*PROMPT*
What follows is a listing to be transcribed exactly.

*EXTRACTED INFORMATION*

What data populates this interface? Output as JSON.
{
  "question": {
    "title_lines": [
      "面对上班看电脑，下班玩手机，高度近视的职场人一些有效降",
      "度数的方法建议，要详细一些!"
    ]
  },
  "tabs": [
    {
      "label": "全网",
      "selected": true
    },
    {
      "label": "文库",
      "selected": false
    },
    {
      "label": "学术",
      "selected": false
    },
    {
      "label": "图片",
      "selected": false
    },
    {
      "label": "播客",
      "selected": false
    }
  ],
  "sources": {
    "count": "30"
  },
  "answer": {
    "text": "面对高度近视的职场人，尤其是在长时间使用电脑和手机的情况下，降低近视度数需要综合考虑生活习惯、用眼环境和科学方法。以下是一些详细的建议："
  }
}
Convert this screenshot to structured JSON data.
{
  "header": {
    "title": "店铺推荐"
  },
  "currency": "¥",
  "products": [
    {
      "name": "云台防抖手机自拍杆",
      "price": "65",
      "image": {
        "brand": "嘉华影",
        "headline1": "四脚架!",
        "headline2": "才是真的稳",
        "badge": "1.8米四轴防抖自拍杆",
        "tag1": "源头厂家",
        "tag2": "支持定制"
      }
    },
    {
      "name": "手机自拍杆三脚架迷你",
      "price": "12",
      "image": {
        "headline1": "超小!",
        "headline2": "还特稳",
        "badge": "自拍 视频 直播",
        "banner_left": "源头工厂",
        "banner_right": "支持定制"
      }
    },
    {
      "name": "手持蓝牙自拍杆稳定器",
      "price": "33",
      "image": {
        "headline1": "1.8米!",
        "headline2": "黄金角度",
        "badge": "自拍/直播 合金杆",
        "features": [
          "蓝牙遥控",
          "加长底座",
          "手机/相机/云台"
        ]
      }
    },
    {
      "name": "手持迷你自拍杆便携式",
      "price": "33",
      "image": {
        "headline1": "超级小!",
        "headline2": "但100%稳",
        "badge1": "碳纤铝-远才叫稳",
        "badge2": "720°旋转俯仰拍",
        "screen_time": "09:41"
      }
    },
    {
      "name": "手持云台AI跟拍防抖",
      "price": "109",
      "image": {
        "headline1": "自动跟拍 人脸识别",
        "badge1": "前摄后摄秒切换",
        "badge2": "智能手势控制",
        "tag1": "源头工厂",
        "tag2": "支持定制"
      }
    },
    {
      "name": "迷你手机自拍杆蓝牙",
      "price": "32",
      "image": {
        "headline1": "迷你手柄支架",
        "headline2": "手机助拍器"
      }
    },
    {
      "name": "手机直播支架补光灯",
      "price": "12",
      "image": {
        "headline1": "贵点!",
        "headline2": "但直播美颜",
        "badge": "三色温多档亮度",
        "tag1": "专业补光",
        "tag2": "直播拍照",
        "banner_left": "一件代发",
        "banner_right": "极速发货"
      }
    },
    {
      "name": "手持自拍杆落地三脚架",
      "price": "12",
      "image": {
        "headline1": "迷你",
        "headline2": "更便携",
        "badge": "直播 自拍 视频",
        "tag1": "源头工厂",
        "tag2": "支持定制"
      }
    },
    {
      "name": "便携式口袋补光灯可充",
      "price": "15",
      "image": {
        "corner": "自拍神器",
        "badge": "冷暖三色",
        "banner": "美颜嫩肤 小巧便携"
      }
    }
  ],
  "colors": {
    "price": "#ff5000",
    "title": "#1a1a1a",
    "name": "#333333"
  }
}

*ANSWER BELOW*
What data populates this interface? Output as JSON.
{
  "question": {
    "title_lines": [
      "面对上班看电脑，下班玩手机，高度近视的职场人一些有效降",
      "度数的方法建议，要详细一些!"
    ]
  },
  "tabs": [
    {
      "label": "全网",
      "selected": true
    },
    {
      "label": "文库",
      "selected": false
    },
    {
      "label": "学术",
      "selected": false
    },
    {
      "label": "图片",
      "selected": false
    },
    {
      "label": "播客",
      "selected": false
    }
  ],
  "sources": {
    "count": "30"
  },
  "answer": {
    "text": "面对高度近视的职场人，尤其是在长时间使用电脑和手机的情况下，降低近视度数需要综合考虑生活习惯、用眼环境和科学方法。以下是一些详细的建议："
  }
}
Convert this screenshot to structured JSON data.
{
  "header": {
    "title": "店铺推荐"
  },
  "currency": "¥",
  "products": [
    {
      "name": "云台防抖手机自拍杆",
      "price": "65",
      "image": {
        "brand": "嘉华影",
        "headline1": "四脚架!",
        "headline2": "才是真的稳",
        "badge": "1.8米四轴防抖自拍杆",
        "tag1": "源头厂家",
        "tag2": "支持定制"
      }
    },
    {
      "name": "手机自拍杆三脚架迷你",
      "price": "12",
      "image": {
        "headline1": "超小!",
        "headline2": "还特稳",
        "badge": "自拍 视频 直播",
        "banner_left": "源头工厂",
        "banner_right": "支持定制"
      }
    },
    {
      "name": "手持蓝牙自拍杆稳定器",
      "price": "33",
      "image": {
        "headline1": "1.8米!",
        "headline2": "黄金角度",
        "badge": "自拍/直播 合金杆",
        "features": [
          "蓝牙遥控",
          "加长底座",
          "手机/相机/云台"
        ]
      }
    },
    {
      "name": "手持迷你自拍杆便携式",
      "price": "33",
      "image": {
        "headline1": "超级小!",
        "headline2": "但100%稳",
        "badge1": "碳纤铝-远才叫稳",
        "badge2": "720°旋转俯仰拍",
        "screen_time": "09:41"
      }
    },
    {
      "name": "手持云台AI跟拍防抖",
      "price": "109",
      "image": {
        "headline1": "自动跟拍 人脸识别",
        "badge1": "前摄后摄秒切换",
        "badge2": "智能手势控制",
        "tag1": "源头工厂",
        "tag2": "支持定制"
      }
    },
    {
      "name": "迷你手机自拍杆蓝牙",
      "price": "32",
      "image": {
        "headline1": "迷你手柄支架",
        "headline2": "手机助拍器"
      }
    },
    {
      "name": "手机直播支架补光灯",
      "price": "12",
      "image": {
        "headline1": "贵点!",
        "headline2": "但直播美颜",
        "badge": "三色温多档亮度",
        "tag1": "专业补光",
        "tag2": "直播拍照",
        "banner_left": "一件代发",
        "banner_right": "极速发货"
      }
    },
    {
      "name": "手持自拍杆落地三脚架",
      "price": "12",
      "image": {
        "headline1": "迷你",
        "headline2": "更便携",
        "badge": "直播 自拍 视频",
        "tag1": "源头工厂",
        "tag2": "支持定制"
      }
    },
    {
      "name": "便携式口袋补光灯可充",
      "price": "15",
      "image": {
        "corner": "自拍神器",
        "badge": "冷暖三色",
        "banner": "美颜嫩肤 小巧便携"
      }
    }
  ],
  "colors": {
    "price": "#ff5000",
    "title": "#1a1a1a",
    "name": "#333333"
  }
}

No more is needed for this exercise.